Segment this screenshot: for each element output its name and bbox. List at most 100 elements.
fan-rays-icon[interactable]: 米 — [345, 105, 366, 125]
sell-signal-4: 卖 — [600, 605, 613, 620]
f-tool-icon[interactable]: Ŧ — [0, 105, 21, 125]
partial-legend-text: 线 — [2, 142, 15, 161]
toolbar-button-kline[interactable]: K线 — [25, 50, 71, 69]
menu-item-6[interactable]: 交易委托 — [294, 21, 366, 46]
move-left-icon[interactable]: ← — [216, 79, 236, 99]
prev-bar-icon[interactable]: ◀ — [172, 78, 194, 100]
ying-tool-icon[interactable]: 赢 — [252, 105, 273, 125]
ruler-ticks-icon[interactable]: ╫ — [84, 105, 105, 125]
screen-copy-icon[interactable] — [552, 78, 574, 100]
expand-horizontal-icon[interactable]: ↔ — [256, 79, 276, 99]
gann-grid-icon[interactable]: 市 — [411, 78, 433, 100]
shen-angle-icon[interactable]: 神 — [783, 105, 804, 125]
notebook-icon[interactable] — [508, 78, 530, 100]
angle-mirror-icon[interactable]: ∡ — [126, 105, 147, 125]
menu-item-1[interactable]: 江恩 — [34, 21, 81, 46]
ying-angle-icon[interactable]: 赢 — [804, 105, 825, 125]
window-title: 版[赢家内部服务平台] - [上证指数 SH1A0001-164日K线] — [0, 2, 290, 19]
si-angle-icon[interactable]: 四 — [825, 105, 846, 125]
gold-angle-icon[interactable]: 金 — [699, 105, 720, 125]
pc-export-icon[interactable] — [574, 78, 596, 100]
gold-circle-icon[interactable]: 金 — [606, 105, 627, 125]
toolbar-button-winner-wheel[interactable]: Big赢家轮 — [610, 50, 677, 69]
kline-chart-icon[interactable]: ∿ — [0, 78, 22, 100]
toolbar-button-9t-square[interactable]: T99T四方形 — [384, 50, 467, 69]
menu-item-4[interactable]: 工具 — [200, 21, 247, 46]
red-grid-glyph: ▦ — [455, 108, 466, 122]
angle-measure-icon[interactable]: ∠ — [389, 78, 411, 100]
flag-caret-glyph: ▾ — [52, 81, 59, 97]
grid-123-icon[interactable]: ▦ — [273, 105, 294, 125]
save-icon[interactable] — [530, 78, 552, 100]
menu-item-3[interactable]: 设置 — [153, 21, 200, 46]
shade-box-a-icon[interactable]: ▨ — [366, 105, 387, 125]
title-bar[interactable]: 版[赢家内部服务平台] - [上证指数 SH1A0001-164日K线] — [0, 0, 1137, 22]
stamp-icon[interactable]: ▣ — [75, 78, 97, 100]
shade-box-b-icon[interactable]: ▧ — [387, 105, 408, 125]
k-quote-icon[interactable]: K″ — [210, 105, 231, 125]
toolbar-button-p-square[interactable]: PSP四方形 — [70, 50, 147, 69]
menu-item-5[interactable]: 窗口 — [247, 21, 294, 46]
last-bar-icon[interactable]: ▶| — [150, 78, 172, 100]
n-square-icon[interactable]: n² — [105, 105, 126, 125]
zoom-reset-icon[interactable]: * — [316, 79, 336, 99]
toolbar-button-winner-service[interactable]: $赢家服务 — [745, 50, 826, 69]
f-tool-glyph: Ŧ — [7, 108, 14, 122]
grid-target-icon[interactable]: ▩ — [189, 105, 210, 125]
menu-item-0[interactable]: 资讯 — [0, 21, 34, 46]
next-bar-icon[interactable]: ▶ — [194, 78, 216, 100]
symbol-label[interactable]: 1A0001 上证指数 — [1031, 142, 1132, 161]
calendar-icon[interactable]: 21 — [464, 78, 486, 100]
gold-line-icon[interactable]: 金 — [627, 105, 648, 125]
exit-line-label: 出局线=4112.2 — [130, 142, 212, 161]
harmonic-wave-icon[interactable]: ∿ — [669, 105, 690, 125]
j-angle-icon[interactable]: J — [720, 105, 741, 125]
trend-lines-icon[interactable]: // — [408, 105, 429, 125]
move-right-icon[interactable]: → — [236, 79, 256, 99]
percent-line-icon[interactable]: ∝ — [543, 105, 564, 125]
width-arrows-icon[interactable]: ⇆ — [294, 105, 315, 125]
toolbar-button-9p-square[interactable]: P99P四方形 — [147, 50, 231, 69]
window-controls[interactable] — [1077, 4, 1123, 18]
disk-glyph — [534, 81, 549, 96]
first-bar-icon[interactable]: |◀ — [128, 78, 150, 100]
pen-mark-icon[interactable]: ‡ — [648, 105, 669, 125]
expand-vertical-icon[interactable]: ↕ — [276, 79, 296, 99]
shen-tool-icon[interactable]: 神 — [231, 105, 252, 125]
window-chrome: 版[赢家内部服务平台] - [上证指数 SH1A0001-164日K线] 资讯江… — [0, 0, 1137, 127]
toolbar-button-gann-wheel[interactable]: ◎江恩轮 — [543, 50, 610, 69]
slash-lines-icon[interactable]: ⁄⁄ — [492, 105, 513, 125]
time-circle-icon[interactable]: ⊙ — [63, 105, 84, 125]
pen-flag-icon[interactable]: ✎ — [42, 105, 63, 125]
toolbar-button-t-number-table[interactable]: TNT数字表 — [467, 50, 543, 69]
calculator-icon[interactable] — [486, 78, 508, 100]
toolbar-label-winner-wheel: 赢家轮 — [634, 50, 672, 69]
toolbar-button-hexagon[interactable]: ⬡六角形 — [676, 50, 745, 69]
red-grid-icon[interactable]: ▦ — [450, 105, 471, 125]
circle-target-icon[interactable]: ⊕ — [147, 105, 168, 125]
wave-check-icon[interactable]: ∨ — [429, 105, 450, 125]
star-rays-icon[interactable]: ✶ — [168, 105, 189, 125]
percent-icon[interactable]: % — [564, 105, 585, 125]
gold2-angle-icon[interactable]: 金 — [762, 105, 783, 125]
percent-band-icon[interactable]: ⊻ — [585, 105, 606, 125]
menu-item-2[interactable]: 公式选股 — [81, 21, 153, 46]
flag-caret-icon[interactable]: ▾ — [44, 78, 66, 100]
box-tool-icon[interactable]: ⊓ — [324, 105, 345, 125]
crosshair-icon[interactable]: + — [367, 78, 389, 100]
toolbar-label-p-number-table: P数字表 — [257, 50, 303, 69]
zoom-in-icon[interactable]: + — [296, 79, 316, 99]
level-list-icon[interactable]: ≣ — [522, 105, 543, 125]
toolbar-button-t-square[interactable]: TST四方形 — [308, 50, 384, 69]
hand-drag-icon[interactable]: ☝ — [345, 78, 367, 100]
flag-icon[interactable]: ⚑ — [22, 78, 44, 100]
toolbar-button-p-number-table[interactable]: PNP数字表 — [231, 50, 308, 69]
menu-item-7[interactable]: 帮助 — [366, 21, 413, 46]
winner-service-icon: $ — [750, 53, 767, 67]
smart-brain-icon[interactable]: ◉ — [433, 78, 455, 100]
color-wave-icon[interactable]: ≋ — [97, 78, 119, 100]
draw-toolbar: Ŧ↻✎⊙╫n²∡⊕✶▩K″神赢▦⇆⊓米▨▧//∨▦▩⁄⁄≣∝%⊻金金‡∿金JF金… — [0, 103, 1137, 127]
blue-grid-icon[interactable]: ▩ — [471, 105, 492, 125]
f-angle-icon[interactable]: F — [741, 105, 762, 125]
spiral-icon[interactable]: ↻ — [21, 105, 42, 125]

*Task goal*: Copy out, unchanged, every line from the start of the records through the line containing "angle-mirror-icon[interactable]: ∡ —", including that line.

*Written reply*:
Segment this screenshot: for each element output its name and bbox. List at most 100 elements.
fan-rays-icon[interactable]: 米 — [345, 105, 366, 125]
sell-signal-4: 卖 — [600, 605, 613, 620]
f-tool-icon[interactable]: Ŧ — [0, 105, 21, 125]
partial-legend-text: 线 — [2, 142, 15, 161]
toolbar-button-kline[interactable]: K线 — [25, 50, 71, 69]
menu-item-6[interactable]: 交易委托 — [294, 21, 366, 46]
move-left-icon[interactable]: ← — [216, 79, 236, 99]
prev-bar-icon[interactable]: ◀ — [172, 78, 194, 100]
ying-tool-icon[interactable]: 赢 — [252, 105, 273, 125]
ruler-ticks-icon[interactable]: ╫ — [84, 105, 105, 125]
screen-copy-icon[interactable] — [552, 78, 574, 100]
expand-horizontal-icon[interactable]: ↔ — [256, 79, 276, 99]
gann-grid-icon[interactable]: 市 — [411, 78, 433, 100]
shen-angle-icon[interactable]: 神 — [783, 105, 804, 125]
notebook-icon[interactable] — [508, 78, 530, 100]
angle-mirror-icon[interactable]: ∡ — [126, 105, 147, 125]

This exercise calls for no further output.